## Written request
Please transcribe the records precisely; pictures stay out of your copy.
**** Dataset
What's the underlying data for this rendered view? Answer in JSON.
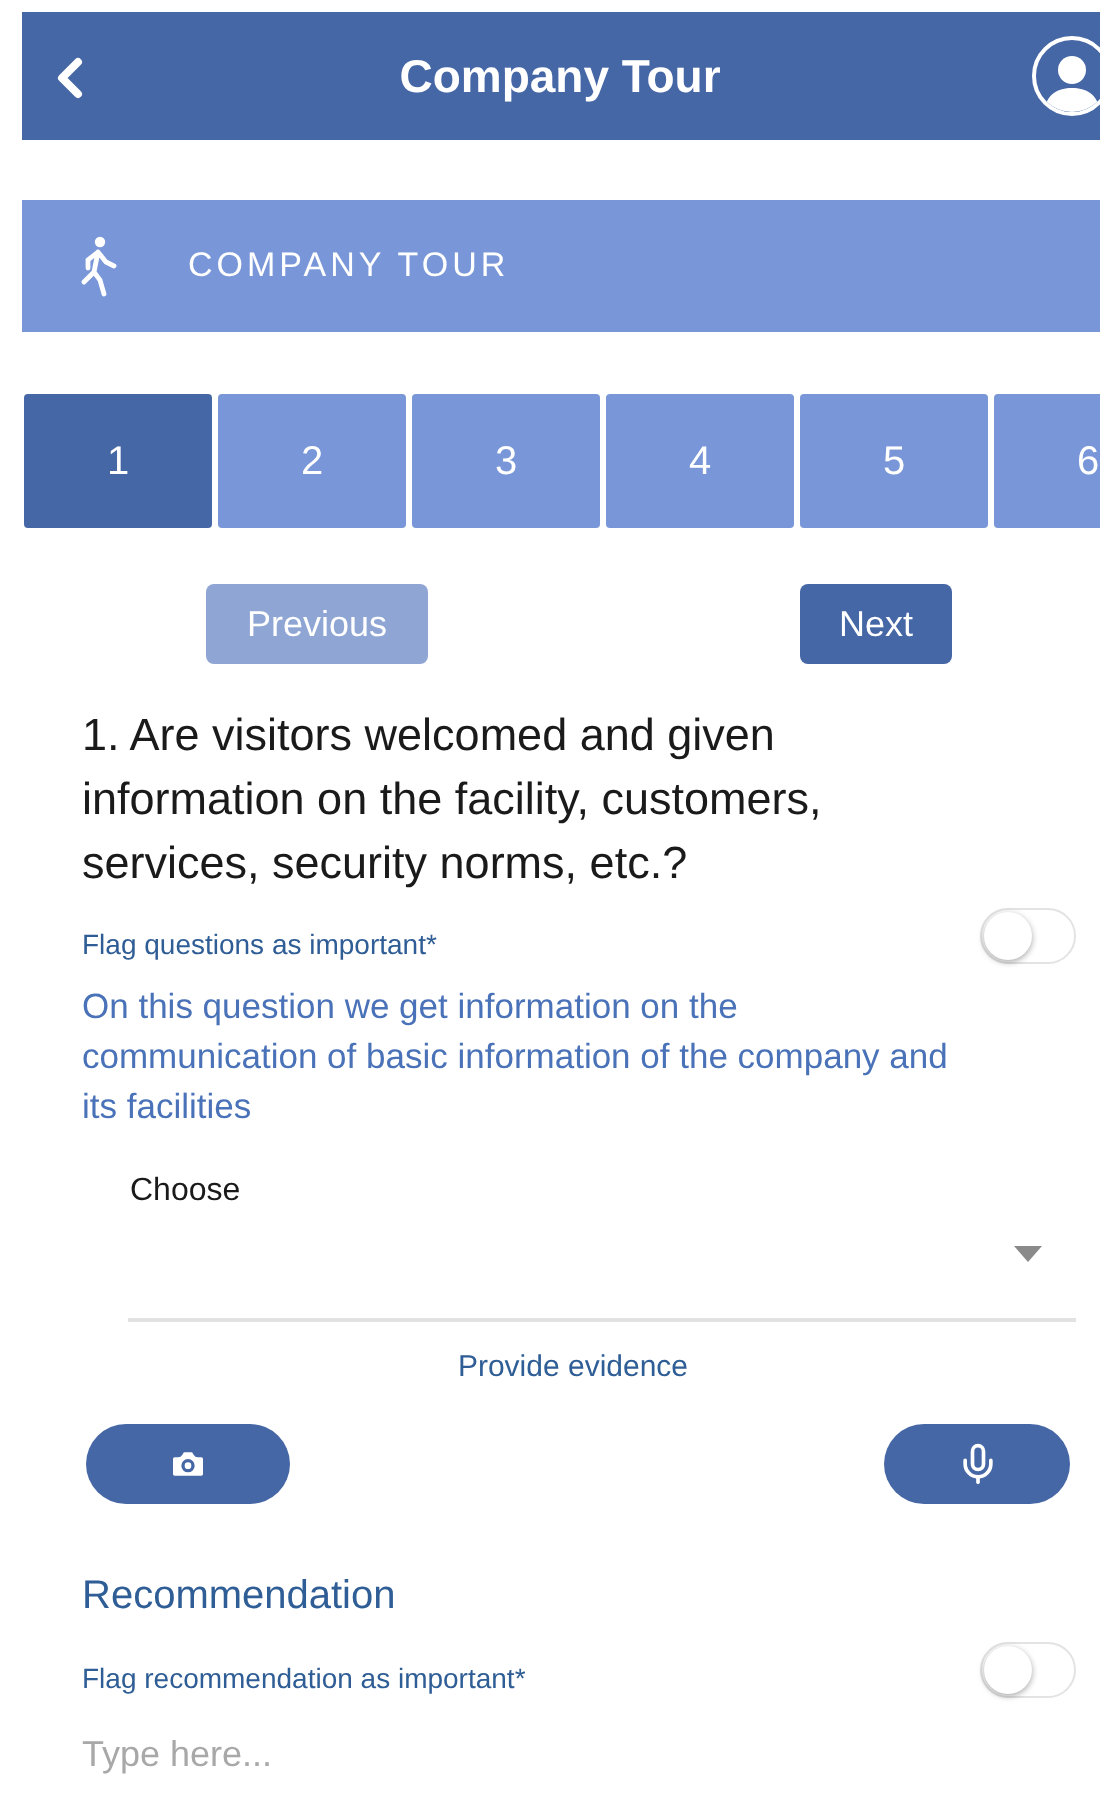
{
  "header": {
    "title": "Company Tour"
  },
  "banner": {
    "title": "COMPANY TOUR"
  },
  "steps": [
    {
      "label": "1",
      "selected": true
    },
    {
      "label": "2",
      "selected": false
    },
    {
      "label": "3",
      "selected": false
    },
    {
      "label": "4",
      "selected": false
    },
    {
      "label": "5",
      "selected": false
    },
    {
      "label": "6",
      "selected": false
    }
  ],
  "nav": {
    "previous": {
      "label": "Previous",
      "disabled": true
    },
    "next": {
      "label": "Next",
      "disabled": false
    }
  },
  "question": {
    "text": "1. Are visitors welcomed and given information on the facility, customers, services, security norms, etc.?",
    "flag_label": "Flag questions as important*",
    "flag_on": false,
    "description": "On this question we get information on the communication of basic information of the company and its facilities",
    "select_label": "Choose",
    "evidence_label": "Provide evidence"
  },
  "recommendation": {
    "title": "Recommendation",
    "flag_label": "Flag recommendation as important*",
    "flag_on": false,
    "placeholder": "Type here..."
  }
}
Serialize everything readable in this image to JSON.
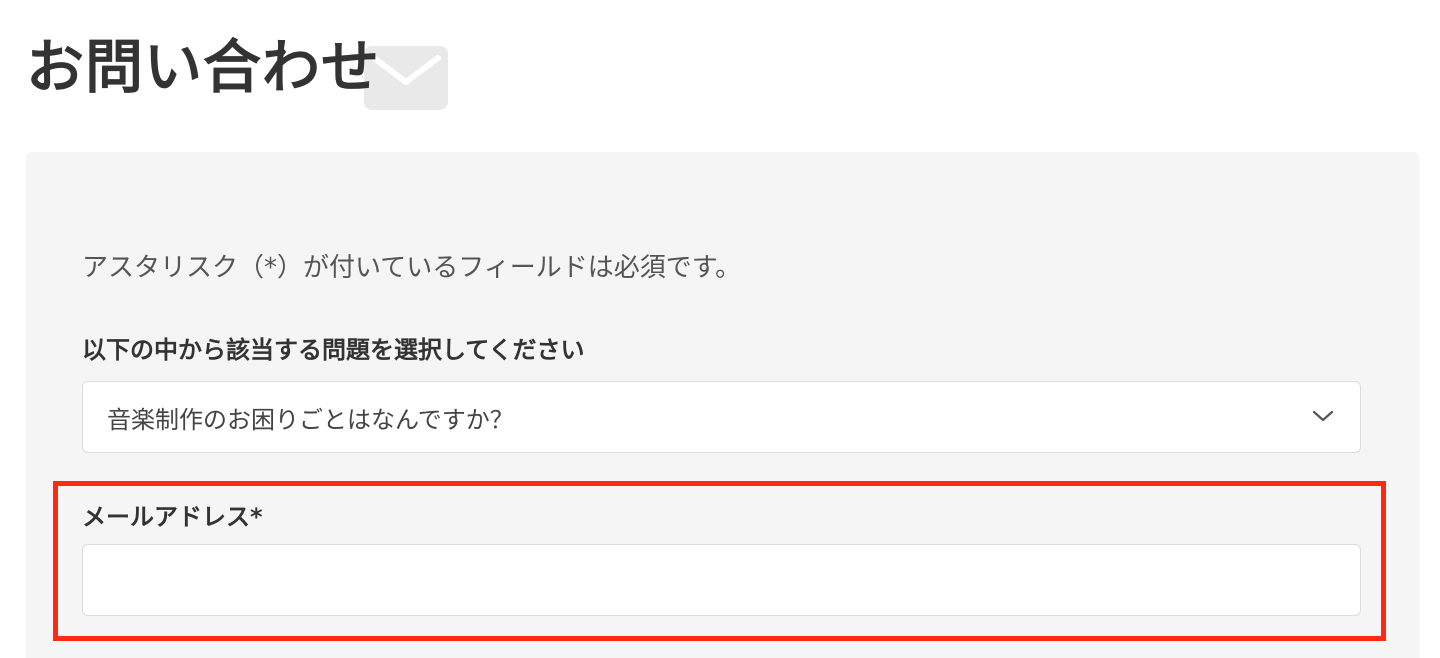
{
  "header": {
    "title": "お問い合わせ",
    "icon": "mail-icon"
  },
  "form": {
    "required_note": "アスタリスク（*）が付いているフィールドは必須です。",
    "issue_select": {
      "label": "以下の中から該当する問題を選択してください",
      "selected_value": "音楽制作のお困りごとはなんですか？",
      "icon": "chevron-down-icon"
    },
    "email_field": {
      "label": "メールアドレス*",
      "value": "",
      "placeholder": ""
    }
  },
  "annotation": {
    "highlight_color": "#ff2a12"
  },
  "colors": {
    "panel_background": "#f5f5f5",
    "text": "#333333"
  }
}
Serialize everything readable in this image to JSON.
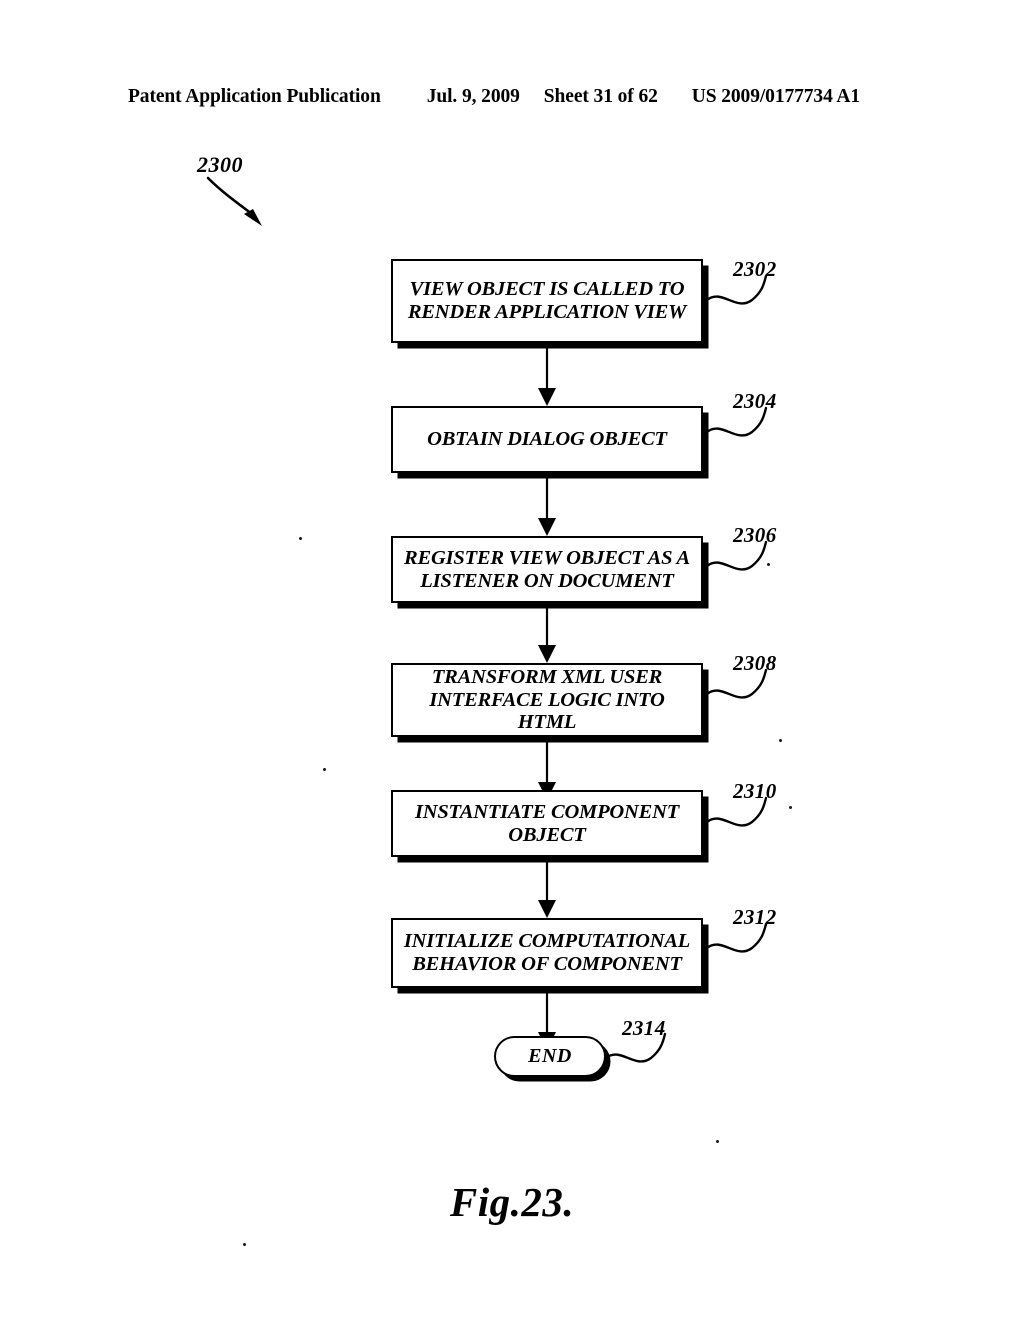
{
  "header": {
    "publication": "Patent Application Publication",
    "date": "Jul. 9, 2009",
    "sheet": "Sheet 31 of 62",
    "patent_number": "US 2009/0177734 A1"
  },
  "figure": {
    "caption": "Fig.23.",
    "flow_reference": "2300"
  },
  "flowchart": {
    "type": "process-flow",
    "orientation": "vertical",
    "nodes": [
      {
        "ref": "2302",
        "shape": "rectangle",
        "text": "VIEW OBJECT IS CALLED TO\nRENDER APPLICATION VIEW"
      },
      {
        "ref": "2304",
        "shape": "rectangle",
        "text": "OBTAIN DIALOG OBJECT"
      },
      {
        "ref": "2306",
        "shape": "rectangle",
        "text": "REGISTER VIEW OBJECT AS A\nLISTENER ON DOCUMENT"
      },
      {
        "ref": "2308",
        "shape": "rectangle",
        "text": "TRANSFORM XML USER\nINTERFACE LOGIC INTO\nHTML"
      },
      {
        "ref": "2310",
        "shape": "rectangle",
        "text": "INSTANTIATE COMPONENT\nOBJECT"
      },
      {
        "ref": "2312",
        "shape": "rectangle",
        "text": "INITIALIZE COMPUTATIONAL\nBEHAVIOR OF COMPONENT"
      },
      {
        "ref": "2314",
        "shape": "terminal",
        "text": "END"
      }
    ]
  },
  "colors": {
    "ink": "#000000",
    "page": "#ffffff"
  }
}
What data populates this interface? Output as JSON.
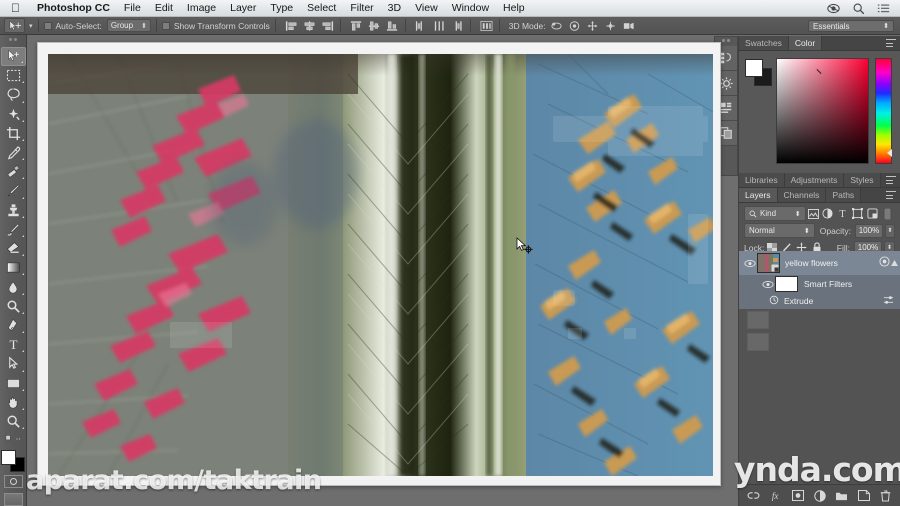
********
## Exercise output
What's the underlying data for this rendered view? Answer in JSON.
{
  "header": {
    "title": "Company Tour"
  },
  "banner": {
    "title": "COMPANY TOUR"
  },
  "steps": [
    {
      "label": "1",
      "selected": true
    },
    {
      "label": "2",
      "selected": false
    },
    {
      "label": "3",
      "selected": false
    },
    {
      "label": "4",
      "selected": false
    },
    {
      "label": "5",
      "selected": false
    },
    {
      "label": "6",
      "selected": false
    }
  ],
  "nav": {
    "previous": {
      "label": "Previous",
      "disabled": true
    },
    "next": {
      "label": "Next",
      "disabled": false
    }
  },
  "question": {
    "text": "1. Are visitors welcomed and given information on the facility, customers, services, security norms, etc.?",
    "flag_label": "Flag questions as important*",
    "flag_on": false,
    "description": "On this question we get information on the communication of basic information of the company and its facilities",
    "select_label": "Choose",
    "evidence_label": "Provide evidence"
  },
  "recommendation": {
    "title": "Recommendation",
    "flag_label": "Flag recommendation as important*",
    "flag_on": false,
    "placeholder": "Type here..."
  }
}
Serialize everything readable in this image to JSON.
{
  "header": {
    "title": "お問い合わせ",
    "icon": "mail-icon"
  },
  "form": {
    "required_note": "アスタリスク（*）が付いているフィールドは必須です。",
    "issue_select": {
      "label": "以下の中から該当する問題を選択してください",
      "selected_value": "音楽制作のお困りごとはなんですか？",
      "icon": "chevron-down-icon"
    },
    "email_field": {
      "label": "メールアドレス*",
      "value": "",
      "placeholder": ""
    }
  },
  "annotation": {
    "highlight_color": "#ff2a12"
  },
  "colors": {
    "panel_background": "#f5f5f5",
    "text": "#333333"
  }
}
Serialize everything readable in this image to JSON.
{
  "header": {
    "publication": "Patent Application Publication",
    "date": "Jul. 9, 2009",
    "sheet": "Sheet 31 of 62",
    "patent_number": "US 2009/0177734 A1"
  },
  "figure": {
    "caption": "Fig.23.",
    "flow_reference": "2300"
  },
  "flowchart": {
    "type": "process-flow",
    "orientation": "vertical",
    "nodes": [
      {
        "ref": "2302",
        "shape": "rectangle",
        "text": "VIEW OBJECT IS CALLED TO\nRENDER APPLICATION VIEW"
      },
      {
        "ref": "2304",
        "shape": "rectangle",
        "text": "OBTAIN DIALOG OBJECT"
      },
      {
        "ref": "2306",
        "shape": "rectangle",
        "text": "REGISTER VIEW OBJECT AS A\nLISTENER ON DOCUMENT"
      },
      {
        "ref": "2308",
        "shape": "rectangle",
        "text": "TRANSFORM XML USER\nINTERFACE LOGIC INTO\nHTML"
      },
      {
        "ref": "2310",
        "shape": "rectangle",
        "text": "INSTANTIATE COMPONENT\nOBJECT"
      },
      {
        "ref": "2312",
        "shape": "rectangle",
        "text": "INITIALIZE COMPUTATIONAL\nBEHAVIOR OF COMPONENT"
      },
      {
        "ref": "2314",
        "shape": "terminal",
        "text": "END"
      }
    ]
  },
  "colors": {
    "ink": "#000000",
    "page": "#ffffff"
  }
}
What data populates this interface? Output as JSON.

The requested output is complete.